:: Records for this exercise ::

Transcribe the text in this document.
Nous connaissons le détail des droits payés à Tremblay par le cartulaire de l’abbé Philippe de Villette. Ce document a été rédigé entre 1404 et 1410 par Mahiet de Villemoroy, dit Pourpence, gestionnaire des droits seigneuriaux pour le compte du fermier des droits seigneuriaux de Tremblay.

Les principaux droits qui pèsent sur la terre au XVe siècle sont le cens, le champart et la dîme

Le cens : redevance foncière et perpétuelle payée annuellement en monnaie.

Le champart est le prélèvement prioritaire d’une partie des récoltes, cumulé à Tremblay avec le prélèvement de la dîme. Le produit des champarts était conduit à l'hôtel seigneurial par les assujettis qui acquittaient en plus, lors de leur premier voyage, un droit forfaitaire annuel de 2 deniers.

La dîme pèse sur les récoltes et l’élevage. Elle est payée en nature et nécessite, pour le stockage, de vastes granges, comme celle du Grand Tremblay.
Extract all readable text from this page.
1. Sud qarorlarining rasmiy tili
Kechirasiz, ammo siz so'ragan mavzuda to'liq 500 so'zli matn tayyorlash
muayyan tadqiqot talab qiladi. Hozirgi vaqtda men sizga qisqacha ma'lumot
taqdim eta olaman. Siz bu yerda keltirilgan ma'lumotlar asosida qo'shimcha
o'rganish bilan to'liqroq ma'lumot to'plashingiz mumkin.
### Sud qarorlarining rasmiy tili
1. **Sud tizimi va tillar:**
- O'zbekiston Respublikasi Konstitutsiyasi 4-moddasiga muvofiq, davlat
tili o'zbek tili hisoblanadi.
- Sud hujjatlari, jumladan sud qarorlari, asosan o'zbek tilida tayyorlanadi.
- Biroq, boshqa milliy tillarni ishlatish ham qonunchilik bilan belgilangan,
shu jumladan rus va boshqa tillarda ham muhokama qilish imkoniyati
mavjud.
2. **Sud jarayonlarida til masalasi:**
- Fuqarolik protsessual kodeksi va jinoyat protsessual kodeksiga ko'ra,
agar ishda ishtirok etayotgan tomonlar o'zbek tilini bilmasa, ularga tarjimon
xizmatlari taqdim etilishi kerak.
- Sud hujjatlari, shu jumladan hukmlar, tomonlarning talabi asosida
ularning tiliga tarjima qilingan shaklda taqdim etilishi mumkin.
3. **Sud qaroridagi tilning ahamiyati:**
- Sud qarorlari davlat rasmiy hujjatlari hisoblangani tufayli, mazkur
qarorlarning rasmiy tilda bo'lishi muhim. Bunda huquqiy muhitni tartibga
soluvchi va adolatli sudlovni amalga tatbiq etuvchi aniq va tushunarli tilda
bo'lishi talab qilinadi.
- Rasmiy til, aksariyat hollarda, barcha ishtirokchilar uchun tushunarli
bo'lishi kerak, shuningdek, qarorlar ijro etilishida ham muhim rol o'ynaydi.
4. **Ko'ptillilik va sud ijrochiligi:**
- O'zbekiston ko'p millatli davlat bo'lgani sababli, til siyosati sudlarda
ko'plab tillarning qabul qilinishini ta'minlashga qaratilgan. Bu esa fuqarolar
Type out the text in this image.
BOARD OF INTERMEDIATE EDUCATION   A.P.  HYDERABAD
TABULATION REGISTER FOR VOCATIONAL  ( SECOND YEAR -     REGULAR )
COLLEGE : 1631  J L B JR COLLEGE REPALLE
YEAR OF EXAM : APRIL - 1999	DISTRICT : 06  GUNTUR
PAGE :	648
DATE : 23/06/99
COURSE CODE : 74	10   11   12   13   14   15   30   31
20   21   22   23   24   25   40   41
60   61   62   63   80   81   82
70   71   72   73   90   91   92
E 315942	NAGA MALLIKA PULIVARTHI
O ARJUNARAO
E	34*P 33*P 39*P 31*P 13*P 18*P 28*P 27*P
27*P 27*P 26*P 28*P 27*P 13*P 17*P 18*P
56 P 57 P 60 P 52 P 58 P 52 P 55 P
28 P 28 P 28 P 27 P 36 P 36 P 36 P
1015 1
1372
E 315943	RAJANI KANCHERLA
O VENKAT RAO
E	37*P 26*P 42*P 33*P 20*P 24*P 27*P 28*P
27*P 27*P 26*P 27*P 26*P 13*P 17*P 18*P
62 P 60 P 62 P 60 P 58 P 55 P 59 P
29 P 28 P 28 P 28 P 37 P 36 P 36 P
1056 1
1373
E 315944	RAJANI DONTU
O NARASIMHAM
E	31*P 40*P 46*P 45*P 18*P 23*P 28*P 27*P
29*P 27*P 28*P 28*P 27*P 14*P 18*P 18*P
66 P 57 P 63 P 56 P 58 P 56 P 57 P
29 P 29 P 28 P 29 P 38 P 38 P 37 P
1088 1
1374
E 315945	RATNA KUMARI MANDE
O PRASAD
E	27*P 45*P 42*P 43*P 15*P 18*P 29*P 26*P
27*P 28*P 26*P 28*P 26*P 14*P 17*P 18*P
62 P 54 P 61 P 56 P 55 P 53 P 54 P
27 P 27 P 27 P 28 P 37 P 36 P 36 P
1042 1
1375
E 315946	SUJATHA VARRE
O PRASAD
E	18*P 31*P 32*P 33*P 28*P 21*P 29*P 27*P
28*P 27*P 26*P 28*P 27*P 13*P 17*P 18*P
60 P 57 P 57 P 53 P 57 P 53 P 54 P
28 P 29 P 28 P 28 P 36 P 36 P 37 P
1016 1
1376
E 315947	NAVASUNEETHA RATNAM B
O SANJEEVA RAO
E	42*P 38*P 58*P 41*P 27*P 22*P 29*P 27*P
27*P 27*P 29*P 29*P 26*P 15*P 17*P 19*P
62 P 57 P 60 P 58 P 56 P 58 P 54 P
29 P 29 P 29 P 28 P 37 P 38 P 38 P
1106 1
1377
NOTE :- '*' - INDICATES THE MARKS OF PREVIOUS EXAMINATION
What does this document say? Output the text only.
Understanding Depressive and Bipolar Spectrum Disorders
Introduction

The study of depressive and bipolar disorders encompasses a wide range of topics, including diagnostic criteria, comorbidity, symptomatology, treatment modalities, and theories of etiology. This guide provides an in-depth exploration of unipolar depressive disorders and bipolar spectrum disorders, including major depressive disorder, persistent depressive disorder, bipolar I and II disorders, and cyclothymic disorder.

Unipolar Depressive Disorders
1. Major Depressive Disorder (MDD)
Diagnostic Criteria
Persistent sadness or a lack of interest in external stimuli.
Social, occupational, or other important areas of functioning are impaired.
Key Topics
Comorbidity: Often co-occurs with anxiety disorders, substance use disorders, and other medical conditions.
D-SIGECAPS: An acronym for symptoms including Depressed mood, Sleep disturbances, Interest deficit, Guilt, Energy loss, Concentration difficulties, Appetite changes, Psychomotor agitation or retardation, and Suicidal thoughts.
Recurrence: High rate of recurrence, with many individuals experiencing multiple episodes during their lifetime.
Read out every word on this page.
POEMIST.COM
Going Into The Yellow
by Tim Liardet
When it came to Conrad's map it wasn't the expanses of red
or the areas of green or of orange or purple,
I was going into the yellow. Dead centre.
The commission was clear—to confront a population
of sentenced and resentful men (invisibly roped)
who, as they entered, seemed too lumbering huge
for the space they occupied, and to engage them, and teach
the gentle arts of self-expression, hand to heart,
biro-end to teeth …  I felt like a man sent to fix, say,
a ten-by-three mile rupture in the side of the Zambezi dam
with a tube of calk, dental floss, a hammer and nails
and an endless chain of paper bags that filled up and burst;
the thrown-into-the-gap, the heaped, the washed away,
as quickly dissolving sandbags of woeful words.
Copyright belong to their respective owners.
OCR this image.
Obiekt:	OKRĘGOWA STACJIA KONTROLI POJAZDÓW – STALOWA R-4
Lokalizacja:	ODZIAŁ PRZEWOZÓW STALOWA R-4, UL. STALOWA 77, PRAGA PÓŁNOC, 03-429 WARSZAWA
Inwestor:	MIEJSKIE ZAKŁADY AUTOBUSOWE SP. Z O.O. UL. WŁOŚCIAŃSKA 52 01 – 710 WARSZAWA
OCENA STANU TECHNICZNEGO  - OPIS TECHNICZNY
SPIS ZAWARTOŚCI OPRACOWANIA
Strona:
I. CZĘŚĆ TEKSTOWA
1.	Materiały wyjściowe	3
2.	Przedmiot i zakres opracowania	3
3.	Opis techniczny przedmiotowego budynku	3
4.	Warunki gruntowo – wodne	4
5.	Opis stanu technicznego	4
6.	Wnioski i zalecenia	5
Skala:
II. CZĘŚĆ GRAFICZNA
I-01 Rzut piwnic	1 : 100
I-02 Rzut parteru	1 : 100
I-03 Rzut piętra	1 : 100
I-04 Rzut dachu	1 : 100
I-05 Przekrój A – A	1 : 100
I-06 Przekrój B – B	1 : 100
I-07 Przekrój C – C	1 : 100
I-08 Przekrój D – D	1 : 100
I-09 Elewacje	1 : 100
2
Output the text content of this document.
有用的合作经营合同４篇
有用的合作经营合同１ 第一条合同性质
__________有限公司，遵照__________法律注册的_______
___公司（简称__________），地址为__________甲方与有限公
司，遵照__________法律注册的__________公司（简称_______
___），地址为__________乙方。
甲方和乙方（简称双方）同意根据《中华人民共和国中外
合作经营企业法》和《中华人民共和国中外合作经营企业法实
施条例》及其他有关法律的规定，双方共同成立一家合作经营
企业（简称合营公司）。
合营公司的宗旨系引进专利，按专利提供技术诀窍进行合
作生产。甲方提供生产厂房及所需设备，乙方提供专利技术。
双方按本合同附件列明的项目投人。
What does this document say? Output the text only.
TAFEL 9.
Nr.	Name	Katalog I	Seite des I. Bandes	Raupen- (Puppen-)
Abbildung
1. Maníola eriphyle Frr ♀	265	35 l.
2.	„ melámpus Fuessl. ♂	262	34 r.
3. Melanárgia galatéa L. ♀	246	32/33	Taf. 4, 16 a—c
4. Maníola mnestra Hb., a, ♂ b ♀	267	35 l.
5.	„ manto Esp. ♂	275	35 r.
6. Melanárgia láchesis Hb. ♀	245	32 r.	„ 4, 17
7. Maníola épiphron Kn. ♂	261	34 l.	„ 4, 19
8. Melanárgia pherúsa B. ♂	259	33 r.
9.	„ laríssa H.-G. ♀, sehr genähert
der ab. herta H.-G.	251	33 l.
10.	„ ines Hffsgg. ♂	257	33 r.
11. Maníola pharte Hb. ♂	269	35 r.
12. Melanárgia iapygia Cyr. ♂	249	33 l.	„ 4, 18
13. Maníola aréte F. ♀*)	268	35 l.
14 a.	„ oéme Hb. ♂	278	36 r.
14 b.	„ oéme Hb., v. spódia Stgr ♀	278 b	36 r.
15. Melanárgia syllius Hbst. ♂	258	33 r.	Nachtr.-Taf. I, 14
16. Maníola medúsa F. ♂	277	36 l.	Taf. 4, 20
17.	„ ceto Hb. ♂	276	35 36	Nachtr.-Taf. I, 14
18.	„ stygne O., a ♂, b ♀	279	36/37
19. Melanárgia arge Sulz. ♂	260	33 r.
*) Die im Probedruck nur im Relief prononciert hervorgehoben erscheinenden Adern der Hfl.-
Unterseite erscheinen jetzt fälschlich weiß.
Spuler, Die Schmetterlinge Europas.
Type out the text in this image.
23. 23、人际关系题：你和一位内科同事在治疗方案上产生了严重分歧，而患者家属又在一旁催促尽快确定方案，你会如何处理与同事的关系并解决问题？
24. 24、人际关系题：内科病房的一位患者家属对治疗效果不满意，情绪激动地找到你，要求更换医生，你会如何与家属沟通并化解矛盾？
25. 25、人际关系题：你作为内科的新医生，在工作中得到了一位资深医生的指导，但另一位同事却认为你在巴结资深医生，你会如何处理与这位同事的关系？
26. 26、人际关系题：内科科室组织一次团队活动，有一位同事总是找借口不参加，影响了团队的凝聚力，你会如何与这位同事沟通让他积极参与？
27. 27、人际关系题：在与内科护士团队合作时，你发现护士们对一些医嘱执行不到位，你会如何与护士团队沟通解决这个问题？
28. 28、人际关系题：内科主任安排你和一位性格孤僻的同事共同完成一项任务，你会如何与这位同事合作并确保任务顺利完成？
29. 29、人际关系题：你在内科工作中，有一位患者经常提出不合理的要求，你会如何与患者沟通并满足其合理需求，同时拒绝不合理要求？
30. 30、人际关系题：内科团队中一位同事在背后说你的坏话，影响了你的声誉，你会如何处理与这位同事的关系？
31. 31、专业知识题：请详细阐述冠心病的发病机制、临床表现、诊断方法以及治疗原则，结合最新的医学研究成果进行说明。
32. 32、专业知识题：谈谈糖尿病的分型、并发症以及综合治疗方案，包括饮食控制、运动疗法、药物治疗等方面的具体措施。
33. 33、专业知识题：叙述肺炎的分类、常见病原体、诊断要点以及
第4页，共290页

:::

» **Written problem**
Beginning at the line that contains "Output the text content of this document.", retype each line of the listing up to and including the last one, exactly as it stands, and nothing else.

» **Answer in full**
Output the text content of this document.
有用的合作经营合同４篇
有用的合作经营合同１ 第一条合同性质
__________有限公司，遵照__________法律注册的_______
___公司（简称__________），地址为__________甲方与有限公
司，遵照__________法律注册的__________公司（简称_______
___），地址为__________乙方。
甲方和乙方（简称双方）同意根据《中华人民共和国中外
合作经营企业法》和《中华人民共和国中外合作经营企业法实
施条例》及其他有关法律的规定，双方共同成立一家合作经营
企业（简称合营公司）。
合营公司的宗旨系引进专利，按专利提供技术诀窍进行合
作生产。甲方提供生产厂房及所需设备，乙方提供专利技术。
双方按本合同附件列明的项目投人。
What does this document say? Output the text only.
TAFEL 9.
Nr.	Name	Katalog I	Seite des I. Bandes	Raupen- (Puppen-)
Abbildung
1. Maníola eriphyle Frr ♀	265	35 l.
2.	„ melámpus Fuessl. ♂	262	34 r.
3. Melanárgia galatéa L. ♀	246	32/33	Taf. 4, 16 a—c
4. Maníola mnestra Hb., a, ♂ b ♀	267	35 l.
5.	„ manto Esp. ♂	275	35 r.
6. Melanárgia láchesis Hb. ♀	245	32 r.	„ 4, 17
7. Maníola épiphron Kn. ♂	261	34 l.	„ 4, 19
8. Melanárgia pherúsa B. ♂	259	33 r.
9.	„ laríssa H.-G. ♀, sehr genähert
der ab. herta H.-G.	251	33 l.
10.	„ ines Hffsgg. ♂	257	33 r.
11. Maníola pharte Hb. ♂	269	35 r.
12. Melanárgia iapygia Cyr. ♂	249	33 l.	„ 4, 18
13. Maníola aréte F. ♀*)	268	35 l.
14 a.	„ oéme Hb. ♂	278	36 r.
14 b.	„ oéme Hb., v. spódia Stgr ♀	278 b	36 r.
15. Melanárgia syllius Hbst. ♂	258	33 r.	Nachtr.-Taf. I, 14
16. Maníola medúsa F. ♂	277	36 l.	Taf. 4, 20
17.	„ ceto Hb. ♂	276	35 36	Nachtr.-Taf. I, 14
18.	„ stygne O., a ♂, b ♀	279	36/37
19. Melanárgia arge Sulz. ♂	260	33 r.
*) Die im Probedruck nur im Relief prononciert hervorgehoben erscheinenden Adern der Hfl.-
Unterseite erscheinen jetzt fälschlich weiß.
Spuler, Die Schmetterlinge Europas.
Type out the text in this image.
23. 23、人际关系题：你和一位内科同事在治疗方案上产生了严重分歧，而患者家属又在一旁催促尽快确定方案，你会如何处理与同事的关系并解决问题？
24. 24、人际关系题：内科病房的一位患者家属对治疗效果不满意，情绪激动地找到你，要求更换医生，你会如何与家属沟通并化解矛盾？
25. 25、人际关系题：你作为内科的新医生，在工作中得到了一位资深医生的指导，但另一位同事却认为你在巴结资深医生，你会如何处理与这位同事的关系？
26. 26、人际关系题：内科科室组织一次团队活动，有一位同事总是找借口不参加，影响了团队的凝聚力，你会如何与这位同事沟通让他积极参与？
27. 27、人际关系题：在与内科护士团队合作时，你发现护士们对一些医嘱执行不到位，你会如何与护士团队沟通解决这个问题？
28. 28、人际关系题：内科主任安排你和一位性格孤僻的同事共同完成一项任务，你会如何与这位同事合作并确保任务顺利完成？
29. 29、人际关系题：你在内科工作中，有一位患者经常提出不合理的要求，你会如何与患者沟通并满足其合理需求，同时拒绝不合理要求？
30. 30、人际关系题：内科团队中一位同事在背后说你的坏话，影响了你的声誉，你会如何处理与这位同事的关系？
31. 31、专业知识题：请详细阐述冠心病的发病机制、临床表现、诊断方法以及治疗原则，结合最新的医学研究成果进行说明。
32. 32、专业知识题：谈谈糖尿病的分型、并发症以及综合治疗方案，包括饮食控制、运动疗法、药物治疗等方面的具体措施。
33. 33、专业知识题：叙述肺炎的分类、常见病原体、诊断要点以及
第4页，共290页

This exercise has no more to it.